START Material
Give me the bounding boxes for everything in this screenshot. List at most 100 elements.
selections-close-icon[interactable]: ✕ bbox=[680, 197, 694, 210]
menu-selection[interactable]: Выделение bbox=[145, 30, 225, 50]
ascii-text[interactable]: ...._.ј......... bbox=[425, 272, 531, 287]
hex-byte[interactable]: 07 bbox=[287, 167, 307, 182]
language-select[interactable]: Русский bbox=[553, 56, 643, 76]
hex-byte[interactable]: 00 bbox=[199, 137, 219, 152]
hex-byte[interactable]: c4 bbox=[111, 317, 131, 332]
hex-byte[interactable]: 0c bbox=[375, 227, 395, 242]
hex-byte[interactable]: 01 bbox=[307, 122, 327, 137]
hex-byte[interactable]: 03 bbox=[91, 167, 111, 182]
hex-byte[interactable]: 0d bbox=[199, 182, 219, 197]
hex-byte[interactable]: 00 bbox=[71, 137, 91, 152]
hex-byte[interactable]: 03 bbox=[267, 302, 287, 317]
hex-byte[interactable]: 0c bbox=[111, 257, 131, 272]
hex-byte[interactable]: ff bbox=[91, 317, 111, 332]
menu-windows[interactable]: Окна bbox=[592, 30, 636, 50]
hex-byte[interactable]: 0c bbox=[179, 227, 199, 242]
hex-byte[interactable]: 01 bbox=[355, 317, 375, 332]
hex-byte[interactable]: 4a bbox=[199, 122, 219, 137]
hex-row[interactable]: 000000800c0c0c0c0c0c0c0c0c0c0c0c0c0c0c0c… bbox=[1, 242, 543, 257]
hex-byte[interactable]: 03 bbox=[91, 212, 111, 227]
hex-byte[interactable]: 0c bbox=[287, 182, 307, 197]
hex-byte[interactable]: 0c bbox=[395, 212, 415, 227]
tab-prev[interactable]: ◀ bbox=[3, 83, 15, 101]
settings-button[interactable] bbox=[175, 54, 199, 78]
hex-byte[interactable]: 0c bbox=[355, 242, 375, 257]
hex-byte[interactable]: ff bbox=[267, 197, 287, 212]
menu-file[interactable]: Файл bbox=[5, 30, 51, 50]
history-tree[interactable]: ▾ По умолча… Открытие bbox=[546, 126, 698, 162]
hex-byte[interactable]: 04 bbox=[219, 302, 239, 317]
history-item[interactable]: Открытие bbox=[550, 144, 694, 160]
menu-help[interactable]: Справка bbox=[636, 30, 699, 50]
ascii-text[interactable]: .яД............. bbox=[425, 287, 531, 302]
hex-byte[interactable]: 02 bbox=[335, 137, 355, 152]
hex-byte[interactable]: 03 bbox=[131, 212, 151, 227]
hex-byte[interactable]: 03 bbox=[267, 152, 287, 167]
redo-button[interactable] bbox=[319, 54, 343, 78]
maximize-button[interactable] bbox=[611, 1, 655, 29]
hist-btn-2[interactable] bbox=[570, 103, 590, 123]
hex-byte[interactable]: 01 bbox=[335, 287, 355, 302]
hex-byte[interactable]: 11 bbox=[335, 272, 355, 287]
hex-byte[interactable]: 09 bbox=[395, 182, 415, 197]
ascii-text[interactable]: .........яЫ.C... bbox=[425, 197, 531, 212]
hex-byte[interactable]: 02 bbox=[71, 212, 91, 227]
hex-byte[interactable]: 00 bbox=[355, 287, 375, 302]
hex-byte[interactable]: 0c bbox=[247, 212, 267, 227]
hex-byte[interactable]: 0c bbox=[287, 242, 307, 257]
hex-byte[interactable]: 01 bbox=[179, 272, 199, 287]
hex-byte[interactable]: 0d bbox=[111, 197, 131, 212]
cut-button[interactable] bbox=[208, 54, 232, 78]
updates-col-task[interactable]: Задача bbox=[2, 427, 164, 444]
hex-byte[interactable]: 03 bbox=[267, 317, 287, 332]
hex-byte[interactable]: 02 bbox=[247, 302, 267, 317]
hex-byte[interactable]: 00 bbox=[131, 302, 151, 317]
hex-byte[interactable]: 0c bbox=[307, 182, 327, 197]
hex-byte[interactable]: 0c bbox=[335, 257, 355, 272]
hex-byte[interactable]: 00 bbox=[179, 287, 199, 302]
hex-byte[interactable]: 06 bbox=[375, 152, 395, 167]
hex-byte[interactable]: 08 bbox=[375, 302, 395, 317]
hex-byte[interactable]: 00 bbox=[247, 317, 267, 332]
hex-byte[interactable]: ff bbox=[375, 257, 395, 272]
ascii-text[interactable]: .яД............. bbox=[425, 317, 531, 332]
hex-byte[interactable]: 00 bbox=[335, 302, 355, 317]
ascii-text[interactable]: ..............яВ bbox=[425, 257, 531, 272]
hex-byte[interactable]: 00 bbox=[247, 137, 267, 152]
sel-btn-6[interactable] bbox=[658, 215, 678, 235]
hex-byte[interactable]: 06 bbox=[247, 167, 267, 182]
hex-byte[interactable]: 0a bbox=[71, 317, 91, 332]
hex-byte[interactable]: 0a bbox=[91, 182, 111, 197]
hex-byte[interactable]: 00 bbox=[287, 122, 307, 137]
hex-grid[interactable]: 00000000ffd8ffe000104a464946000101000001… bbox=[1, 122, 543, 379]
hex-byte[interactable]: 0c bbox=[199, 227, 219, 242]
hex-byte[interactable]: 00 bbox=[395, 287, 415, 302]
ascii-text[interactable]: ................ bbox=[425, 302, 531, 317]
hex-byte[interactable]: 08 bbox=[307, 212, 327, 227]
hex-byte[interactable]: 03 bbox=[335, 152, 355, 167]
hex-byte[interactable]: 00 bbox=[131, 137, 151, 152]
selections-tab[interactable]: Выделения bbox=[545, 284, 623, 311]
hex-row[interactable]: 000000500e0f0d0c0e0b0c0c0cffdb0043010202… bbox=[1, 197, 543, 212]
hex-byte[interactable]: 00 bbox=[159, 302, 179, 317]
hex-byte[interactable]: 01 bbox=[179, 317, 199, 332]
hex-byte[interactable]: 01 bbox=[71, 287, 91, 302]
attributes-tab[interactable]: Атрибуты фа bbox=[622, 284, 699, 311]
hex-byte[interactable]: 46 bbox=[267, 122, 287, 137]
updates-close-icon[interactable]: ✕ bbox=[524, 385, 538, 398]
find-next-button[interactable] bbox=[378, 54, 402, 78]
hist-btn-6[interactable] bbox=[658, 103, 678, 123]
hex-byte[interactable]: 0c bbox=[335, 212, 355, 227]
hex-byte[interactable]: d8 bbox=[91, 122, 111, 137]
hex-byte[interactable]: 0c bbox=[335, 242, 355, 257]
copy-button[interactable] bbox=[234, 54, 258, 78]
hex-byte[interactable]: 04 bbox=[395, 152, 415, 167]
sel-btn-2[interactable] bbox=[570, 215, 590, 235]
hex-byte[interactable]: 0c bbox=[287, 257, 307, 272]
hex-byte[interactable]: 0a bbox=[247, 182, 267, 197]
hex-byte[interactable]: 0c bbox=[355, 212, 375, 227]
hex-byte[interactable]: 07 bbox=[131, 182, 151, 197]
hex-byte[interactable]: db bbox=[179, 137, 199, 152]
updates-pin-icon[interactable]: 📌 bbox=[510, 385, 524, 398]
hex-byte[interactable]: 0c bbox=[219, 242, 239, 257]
END Material
Express the lines from the start of the material through the line containing "hex-byte[interactable]: 00 bbox=[199, 137, 219, 152]" as a JSON list of strings, with one string per line and blank lines omitted.

[
  "Give me the bounding boxes for everything in this screenshot. List at most 100 elements.",
  "selections-close-icon[interactable]: ✕ bbox=[680, 197, 694, 210]",
  "menu-selection[interactable]: Выделение bbox=[145, 30, 225, 50]",
  "ascii-text[interactable]: ...._.ј......... bbox=[425, 272, 531, 287]",
  "hex-byte[interactable]: 07 bbox=[287, 167, 307, 182]",
  "language-select[interactable]: Русский bbox=[553, 56, 643, 76]",
  "hex-byte[interactable]: 00 bbox=[199, 137, 219, 152]"
]